▶ [INSTRUCTIONS TO FOLLOW]: From the records below, pull each line that has "text".

#### DATA PROVIDED

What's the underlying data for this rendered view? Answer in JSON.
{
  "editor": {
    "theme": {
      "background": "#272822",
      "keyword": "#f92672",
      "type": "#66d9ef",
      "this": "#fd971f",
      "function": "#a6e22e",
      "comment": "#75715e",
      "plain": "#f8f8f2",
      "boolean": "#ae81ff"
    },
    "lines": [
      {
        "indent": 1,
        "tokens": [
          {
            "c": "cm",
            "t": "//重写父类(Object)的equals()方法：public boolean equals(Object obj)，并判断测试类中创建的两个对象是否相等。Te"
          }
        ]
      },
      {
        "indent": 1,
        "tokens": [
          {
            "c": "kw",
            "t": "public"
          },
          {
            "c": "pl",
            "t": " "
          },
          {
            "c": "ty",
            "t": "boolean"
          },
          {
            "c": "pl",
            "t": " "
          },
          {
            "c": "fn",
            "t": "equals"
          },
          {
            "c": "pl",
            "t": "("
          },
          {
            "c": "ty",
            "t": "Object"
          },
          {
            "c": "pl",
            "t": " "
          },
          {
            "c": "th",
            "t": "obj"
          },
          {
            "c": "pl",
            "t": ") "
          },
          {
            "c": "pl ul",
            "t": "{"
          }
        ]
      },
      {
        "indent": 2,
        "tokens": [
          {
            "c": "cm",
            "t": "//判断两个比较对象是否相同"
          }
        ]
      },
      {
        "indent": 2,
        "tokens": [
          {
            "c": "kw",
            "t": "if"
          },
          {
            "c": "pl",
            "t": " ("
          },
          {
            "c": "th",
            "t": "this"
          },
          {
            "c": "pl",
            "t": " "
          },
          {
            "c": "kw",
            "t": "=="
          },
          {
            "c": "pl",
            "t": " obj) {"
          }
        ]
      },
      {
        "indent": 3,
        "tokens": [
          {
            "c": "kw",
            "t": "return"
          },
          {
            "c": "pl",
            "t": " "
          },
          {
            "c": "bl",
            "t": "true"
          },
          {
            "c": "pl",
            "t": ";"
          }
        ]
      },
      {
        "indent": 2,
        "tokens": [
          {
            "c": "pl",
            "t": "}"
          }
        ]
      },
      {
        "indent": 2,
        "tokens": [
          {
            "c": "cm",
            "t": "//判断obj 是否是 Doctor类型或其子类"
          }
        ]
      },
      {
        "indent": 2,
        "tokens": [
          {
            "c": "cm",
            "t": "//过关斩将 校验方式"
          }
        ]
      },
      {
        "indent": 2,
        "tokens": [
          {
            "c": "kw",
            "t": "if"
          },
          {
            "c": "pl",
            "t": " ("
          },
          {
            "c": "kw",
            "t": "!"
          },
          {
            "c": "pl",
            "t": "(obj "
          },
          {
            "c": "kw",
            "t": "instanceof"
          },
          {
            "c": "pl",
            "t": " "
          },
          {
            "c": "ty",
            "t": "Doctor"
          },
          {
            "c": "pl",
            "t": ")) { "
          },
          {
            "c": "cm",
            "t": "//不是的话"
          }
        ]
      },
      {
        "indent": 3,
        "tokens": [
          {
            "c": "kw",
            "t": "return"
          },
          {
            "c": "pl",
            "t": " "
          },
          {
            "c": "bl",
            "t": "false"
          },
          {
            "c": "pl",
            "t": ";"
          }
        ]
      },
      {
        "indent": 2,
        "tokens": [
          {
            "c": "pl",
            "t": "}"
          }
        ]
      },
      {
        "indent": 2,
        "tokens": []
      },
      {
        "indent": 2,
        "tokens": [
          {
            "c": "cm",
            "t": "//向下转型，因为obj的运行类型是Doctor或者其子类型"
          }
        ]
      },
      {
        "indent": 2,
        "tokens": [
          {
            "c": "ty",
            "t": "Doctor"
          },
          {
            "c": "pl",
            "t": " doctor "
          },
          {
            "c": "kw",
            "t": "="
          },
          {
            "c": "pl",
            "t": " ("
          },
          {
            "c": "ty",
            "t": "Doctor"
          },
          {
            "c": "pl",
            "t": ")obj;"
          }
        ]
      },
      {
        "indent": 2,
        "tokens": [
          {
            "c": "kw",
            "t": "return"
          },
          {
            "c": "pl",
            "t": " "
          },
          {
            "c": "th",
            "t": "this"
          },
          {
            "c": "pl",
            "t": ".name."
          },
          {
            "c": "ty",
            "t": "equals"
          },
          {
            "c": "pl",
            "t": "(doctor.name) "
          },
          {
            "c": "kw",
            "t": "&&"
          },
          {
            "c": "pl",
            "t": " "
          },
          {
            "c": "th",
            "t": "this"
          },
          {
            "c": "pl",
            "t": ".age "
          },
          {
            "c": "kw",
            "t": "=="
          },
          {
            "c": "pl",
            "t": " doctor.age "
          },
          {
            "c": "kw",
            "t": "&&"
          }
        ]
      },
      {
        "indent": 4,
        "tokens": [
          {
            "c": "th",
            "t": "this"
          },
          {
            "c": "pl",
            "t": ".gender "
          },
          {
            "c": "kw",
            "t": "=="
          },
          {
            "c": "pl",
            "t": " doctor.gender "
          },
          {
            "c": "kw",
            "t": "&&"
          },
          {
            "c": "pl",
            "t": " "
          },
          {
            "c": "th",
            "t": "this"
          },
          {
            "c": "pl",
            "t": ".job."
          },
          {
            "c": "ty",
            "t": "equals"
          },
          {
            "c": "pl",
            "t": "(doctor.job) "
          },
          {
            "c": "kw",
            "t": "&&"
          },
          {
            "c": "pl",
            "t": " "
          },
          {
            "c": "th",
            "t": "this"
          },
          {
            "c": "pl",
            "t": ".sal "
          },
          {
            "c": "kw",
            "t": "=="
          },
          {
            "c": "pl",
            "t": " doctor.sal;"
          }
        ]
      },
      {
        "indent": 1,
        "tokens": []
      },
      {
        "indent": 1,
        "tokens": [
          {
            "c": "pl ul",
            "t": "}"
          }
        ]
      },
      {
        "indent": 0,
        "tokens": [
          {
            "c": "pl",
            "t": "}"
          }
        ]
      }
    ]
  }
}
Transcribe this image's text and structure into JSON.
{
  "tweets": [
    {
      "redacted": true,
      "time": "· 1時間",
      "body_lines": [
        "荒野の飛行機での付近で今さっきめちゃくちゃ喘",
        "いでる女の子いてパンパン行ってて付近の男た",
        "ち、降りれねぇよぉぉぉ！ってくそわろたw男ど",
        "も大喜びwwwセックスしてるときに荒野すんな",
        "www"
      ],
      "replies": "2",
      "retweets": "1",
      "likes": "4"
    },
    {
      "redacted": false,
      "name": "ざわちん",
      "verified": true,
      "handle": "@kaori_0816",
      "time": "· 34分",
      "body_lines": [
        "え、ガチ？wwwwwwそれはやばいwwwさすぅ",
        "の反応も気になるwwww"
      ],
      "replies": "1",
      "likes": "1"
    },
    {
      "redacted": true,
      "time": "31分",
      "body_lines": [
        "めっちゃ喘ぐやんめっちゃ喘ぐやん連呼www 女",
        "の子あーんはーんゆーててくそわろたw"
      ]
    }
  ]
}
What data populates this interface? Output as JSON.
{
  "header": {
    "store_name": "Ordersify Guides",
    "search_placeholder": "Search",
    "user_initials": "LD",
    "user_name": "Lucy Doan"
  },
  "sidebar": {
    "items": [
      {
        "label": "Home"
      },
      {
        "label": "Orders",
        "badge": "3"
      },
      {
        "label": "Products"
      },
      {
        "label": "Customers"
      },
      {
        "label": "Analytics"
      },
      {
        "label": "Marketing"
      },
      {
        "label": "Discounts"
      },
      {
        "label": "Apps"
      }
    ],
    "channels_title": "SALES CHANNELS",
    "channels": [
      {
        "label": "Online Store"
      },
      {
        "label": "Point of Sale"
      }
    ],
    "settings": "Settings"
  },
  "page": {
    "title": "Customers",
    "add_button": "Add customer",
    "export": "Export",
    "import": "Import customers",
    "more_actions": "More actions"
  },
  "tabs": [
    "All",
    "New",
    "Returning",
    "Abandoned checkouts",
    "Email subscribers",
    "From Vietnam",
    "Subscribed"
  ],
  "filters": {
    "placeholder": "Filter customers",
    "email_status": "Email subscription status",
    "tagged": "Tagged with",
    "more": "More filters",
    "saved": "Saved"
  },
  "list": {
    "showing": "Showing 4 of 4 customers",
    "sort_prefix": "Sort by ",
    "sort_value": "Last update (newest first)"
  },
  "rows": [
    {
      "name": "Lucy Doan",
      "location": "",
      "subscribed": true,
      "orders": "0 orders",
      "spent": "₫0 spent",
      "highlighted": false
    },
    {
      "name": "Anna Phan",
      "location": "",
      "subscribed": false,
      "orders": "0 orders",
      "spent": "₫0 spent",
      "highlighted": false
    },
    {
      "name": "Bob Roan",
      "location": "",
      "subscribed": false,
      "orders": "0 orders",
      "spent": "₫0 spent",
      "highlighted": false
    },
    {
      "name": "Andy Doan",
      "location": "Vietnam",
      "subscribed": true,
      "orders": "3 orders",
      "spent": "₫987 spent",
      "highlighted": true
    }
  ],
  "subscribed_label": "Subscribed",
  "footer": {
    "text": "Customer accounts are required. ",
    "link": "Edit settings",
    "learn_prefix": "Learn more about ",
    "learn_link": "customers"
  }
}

########

▶ [SOLUTION TO THIS TASK]:
Transcribe this image's text and structure into JSON.
    "text": "Customer accounts are required. ",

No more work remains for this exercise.